[PROVIDED RECORDS]:
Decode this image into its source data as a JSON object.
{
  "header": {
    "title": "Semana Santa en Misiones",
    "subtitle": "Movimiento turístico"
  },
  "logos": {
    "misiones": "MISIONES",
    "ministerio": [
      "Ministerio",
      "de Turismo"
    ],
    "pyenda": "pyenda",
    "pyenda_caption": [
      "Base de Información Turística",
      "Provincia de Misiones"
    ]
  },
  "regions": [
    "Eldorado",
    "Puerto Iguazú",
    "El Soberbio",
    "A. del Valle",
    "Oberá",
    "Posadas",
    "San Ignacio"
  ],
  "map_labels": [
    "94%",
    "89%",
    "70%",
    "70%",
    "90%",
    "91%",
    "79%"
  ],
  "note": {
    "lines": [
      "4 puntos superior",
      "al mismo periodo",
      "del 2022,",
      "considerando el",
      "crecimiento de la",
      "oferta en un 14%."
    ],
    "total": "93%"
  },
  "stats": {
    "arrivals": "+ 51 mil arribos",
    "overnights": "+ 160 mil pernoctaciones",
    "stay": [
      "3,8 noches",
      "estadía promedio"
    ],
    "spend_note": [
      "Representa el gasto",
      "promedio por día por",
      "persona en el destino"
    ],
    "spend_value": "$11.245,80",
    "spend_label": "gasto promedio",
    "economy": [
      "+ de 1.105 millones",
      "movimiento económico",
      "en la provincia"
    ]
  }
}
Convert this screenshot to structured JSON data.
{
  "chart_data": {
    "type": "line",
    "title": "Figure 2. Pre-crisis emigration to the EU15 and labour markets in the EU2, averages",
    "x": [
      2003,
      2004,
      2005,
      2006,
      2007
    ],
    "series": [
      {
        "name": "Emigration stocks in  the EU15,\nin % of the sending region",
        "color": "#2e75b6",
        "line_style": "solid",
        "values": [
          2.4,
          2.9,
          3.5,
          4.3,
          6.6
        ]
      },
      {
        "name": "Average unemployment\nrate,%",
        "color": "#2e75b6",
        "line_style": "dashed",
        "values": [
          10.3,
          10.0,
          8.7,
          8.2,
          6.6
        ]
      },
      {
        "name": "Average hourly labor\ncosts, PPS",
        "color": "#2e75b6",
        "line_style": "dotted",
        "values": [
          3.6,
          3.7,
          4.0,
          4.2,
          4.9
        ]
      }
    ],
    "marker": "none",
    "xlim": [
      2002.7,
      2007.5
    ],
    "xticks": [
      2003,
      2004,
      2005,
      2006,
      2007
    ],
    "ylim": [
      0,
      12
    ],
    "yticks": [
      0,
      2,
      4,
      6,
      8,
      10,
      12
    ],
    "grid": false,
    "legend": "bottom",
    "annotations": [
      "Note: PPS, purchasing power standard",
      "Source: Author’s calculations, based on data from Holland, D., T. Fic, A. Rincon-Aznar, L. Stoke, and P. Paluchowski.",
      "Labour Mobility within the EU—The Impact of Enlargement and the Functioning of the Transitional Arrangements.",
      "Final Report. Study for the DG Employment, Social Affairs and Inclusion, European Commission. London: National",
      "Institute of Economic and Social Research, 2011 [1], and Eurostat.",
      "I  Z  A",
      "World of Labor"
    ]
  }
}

[STATED TASK]: Check each line of the records for the word "Social", and show the lines that contain it.

[OUTPUT FOR THIS EXERCISE]:
      "Final Report. Study for the DG Employment, Social Affairs and Inclusion, European Commission. London: National",
      "Institute of Economic and Social Research, 2011 [1], and Eurostat.",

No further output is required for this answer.